(PROVIDED RECORDS):
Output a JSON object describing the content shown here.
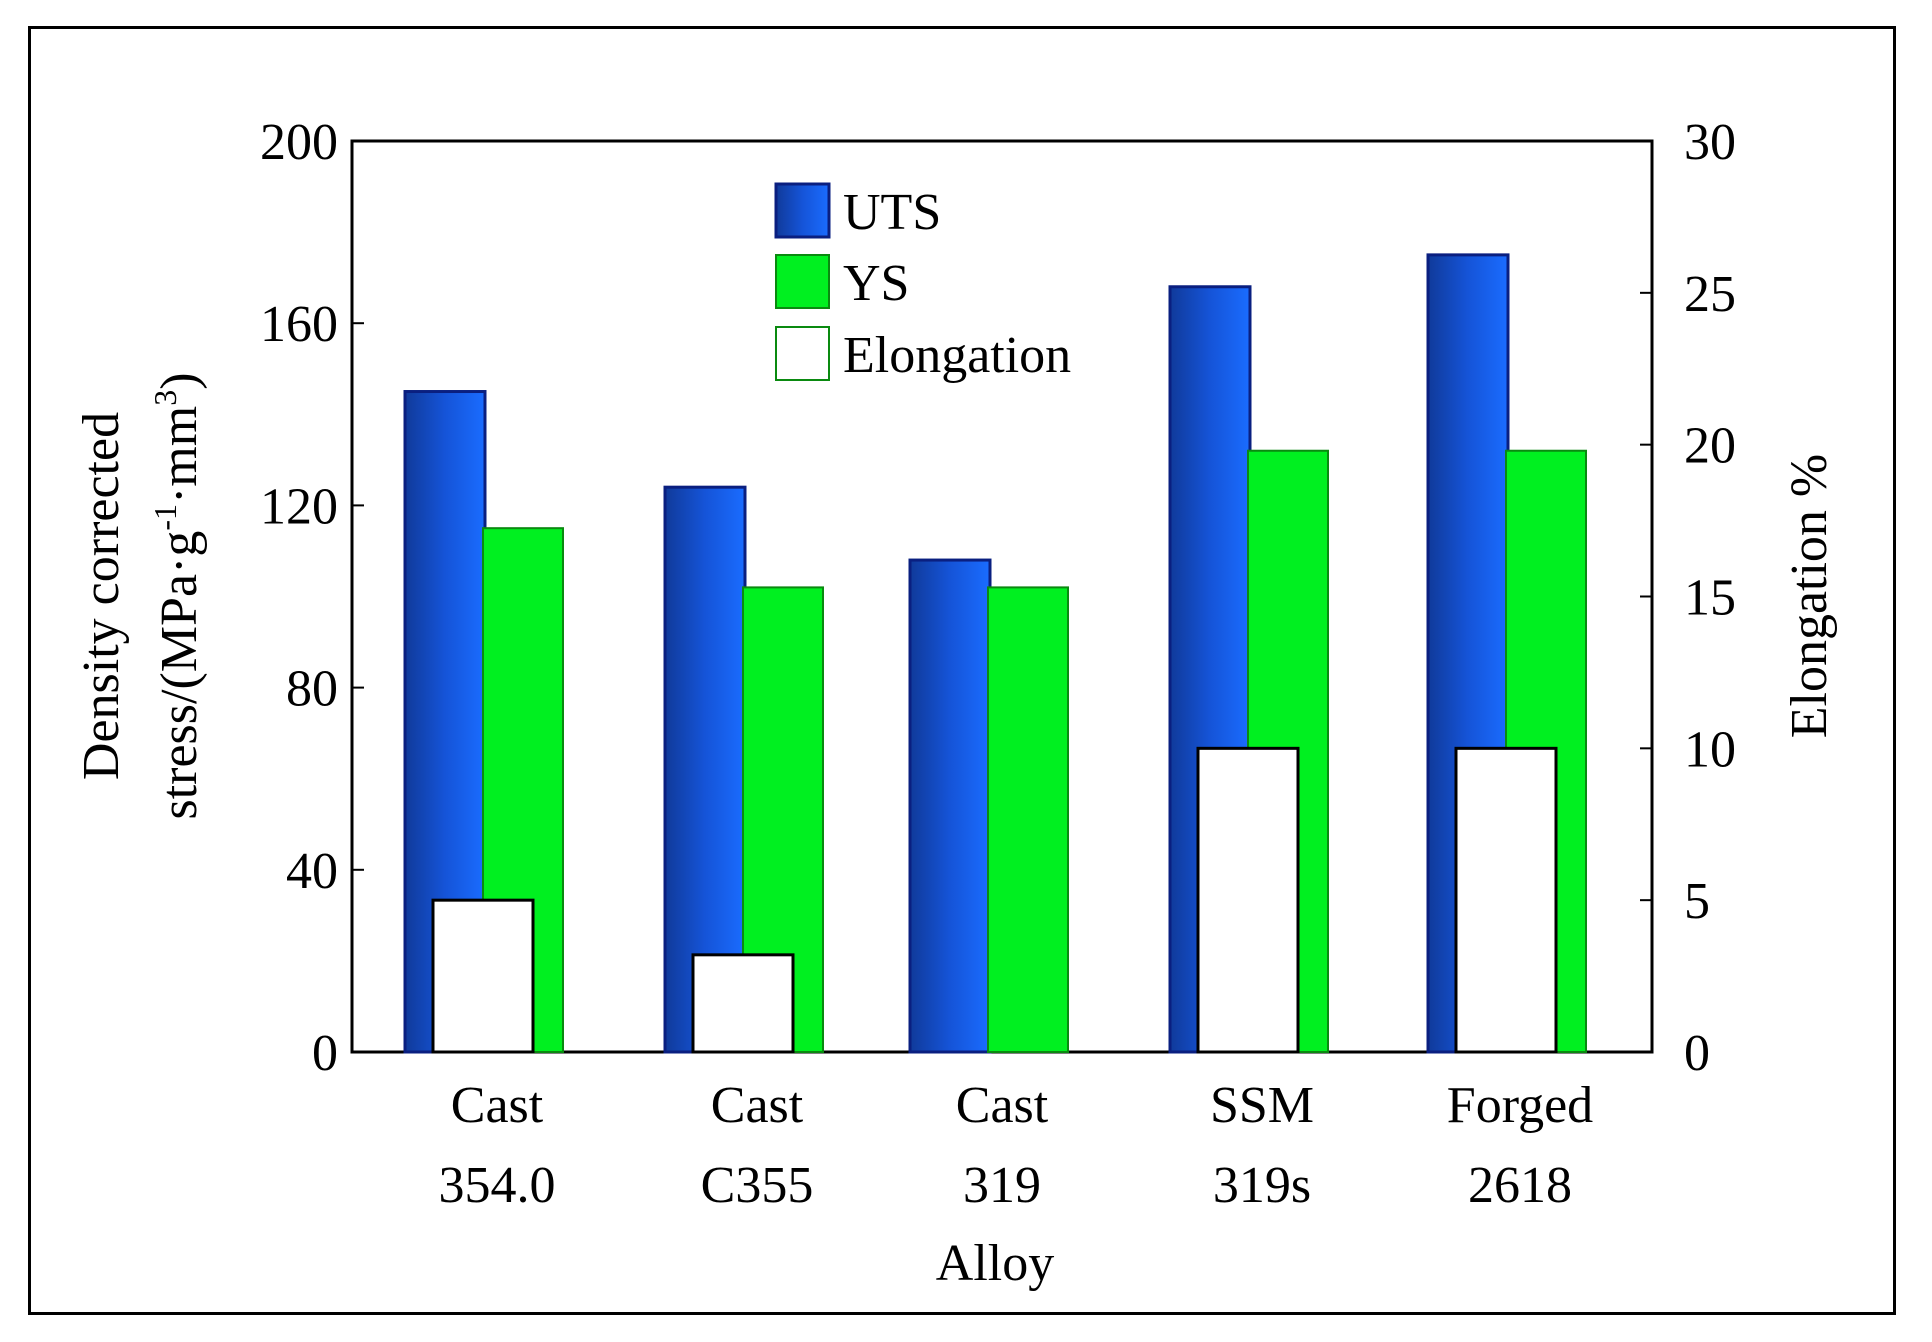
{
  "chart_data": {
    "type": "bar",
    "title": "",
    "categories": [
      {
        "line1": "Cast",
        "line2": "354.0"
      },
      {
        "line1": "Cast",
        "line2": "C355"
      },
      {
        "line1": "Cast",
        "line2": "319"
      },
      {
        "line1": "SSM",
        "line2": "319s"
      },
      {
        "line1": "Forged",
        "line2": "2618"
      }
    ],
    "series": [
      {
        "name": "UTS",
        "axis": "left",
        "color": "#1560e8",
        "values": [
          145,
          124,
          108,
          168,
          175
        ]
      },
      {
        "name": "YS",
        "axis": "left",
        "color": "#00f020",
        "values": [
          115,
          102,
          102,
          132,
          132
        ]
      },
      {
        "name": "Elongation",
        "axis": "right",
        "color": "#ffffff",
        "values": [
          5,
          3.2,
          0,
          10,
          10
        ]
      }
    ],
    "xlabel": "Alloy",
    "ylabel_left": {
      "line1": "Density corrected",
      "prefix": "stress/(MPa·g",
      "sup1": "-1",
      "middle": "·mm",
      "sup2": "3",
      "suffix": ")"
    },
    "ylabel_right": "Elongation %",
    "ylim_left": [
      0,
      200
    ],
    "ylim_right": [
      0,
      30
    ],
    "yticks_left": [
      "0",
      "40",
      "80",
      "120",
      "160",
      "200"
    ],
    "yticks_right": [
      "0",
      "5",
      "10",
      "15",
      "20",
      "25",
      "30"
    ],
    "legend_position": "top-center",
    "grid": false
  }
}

...

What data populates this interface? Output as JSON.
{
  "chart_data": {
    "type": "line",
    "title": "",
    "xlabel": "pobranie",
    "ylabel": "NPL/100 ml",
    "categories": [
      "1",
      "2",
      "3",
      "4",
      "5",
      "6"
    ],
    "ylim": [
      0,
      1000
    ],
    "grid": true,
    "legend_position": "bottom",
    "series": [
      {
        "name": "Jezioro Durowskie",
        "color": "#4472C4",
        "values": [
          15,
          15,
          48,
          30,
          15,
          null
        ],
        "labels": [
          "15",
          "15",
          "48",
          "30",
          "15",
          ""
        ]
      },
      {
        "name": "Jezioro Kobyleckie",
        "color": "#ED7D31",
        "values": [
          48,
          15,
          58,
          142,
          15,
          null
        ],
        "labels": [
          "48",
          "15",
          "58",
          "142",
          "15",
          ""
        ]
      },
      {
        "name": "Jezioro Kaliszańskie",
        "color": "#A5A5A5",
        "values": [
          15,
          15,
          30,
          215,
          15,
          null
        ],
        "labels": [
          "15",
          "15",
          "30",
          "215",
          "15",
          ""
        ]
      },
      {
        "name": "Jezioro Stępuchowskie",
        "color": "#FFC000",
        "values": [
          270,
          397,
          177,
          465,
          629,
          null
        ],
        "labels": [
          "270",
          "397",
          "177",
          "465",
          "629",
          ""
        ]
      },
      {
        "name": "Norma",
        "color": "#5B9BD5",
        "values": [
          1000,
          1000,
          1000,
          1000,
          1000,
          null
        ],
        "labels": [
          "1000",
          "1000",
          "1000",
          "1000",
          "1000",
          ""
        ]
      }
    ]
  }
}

---

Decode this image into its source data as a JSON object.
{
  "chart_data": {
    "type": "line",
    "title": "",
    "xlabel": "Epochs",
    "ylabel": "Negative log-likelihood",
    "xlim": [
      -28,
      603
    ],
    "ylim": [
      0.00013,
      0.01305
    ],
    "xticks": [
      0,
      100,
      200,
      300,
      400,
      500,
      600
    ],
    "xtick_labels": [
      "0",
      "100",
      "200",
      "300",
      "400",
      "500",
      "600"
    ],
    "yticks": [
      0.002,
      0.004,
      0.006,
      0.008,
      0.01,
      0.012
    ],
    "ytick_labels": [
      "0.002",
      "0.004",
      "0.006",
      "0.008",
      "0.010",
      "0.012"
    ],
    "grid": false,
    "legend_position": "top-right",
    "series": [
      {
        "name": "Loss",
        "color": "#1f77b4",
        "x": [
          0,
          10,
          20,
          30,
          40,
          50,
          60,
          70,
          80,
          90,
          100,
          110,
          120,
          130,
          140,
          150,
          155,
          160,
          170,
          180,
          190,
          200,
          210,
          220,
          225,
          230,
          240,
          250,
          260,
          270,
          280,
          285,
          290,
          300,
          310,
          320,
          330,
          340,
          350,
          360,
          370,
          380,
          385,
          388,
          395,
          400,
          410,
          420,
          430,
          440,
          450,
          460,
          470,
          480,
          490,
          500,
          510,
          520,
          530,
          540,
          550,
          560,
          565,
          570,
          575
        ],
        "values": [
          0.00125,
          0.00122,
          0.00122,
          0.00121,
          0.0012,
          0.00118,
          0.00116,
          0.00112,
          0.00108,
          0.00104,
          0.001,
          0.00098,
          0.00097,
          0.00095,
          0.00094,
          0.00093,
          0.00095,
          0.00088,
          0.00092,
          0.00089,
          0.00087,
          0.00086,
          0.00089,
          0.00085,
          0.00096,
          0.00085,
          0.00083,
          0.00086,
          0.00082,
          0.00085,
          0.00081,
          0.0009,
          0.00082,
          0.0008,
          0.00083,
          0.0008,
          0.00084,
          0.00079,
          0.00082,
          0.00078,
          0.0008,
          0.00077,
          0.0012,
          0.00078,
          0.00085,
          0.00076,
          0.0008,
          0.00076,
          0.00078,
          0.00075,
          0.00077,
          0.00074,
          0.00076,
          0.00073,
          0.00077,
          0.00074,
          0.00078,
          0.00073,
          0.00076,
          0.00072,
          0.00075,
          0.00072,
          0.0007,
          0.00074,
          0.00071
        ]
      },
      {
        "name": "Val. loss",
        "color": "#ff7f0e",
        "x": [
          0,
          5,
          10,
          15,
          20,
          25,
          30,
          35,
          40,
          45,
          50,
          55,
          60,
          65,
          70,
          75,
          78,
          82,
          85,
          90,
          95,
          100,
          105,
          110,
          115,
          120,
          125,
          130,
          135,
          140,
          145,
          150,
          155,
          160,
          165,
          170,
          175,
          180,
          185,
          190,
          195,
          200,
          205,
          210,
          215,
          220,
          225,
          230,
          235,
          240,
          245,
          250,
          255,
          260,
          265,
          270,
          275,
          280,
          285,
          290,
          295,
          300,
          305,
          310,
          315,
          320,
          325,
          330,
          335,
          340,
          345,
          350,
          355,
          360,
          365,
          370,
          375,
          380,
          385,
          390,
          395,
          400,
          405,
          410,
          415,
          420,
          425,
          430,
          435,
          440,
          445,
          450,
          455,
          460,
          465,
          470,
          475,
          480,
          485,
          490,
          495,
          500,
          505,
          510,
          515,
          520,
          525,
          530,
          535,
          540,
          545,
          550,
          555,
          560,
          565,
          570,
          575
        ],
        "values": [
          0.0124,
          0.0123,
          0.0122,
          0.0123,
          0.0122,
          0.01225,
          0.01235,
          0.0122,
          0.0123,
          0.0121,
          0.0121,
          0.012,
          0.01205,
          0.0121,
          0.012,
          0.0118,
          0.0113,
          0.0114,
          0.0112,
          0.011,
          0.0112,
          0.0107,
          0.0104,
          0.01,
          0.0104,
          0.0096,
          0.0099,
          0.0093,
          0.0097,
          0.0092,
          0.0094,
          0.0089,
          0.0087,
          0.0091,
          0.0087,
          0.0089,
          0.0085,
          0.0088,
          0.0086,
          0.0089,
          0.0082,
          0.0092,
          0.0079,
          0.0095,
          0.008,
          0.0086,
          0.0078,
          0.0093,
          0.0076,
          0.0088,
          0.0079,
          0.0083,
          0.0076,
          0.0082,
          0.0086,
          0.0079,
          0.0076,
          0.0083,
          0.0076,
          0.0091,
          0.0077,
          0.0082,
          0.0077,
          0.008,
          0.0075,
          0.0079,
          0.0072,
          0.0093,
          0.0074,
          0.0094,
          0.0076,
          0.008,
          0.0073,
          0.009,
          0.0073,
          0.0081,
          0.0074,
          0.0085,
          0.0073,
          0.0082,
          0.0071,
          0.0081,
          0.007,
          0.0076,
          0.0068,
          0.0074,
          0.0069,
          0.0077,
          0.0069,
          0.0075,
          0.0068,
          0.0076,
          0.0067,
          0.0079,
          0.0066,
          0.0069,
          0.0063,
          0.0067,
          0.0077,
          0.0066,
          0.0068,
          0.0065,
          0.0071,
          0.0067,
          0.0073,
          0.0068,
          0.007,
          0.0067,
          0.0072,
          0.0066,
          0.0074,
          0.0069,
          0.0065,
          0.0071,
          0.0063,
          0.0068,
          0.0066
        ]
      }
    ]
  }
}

(GOAL):
Copy out all lines from the material above that contain the string "JSON".

(COMPLETE RESPONSE):
Output a JSON object describing the content shown here.
What data populates this interface? Output as JSON.
Decode this image into its source data as a JSON object.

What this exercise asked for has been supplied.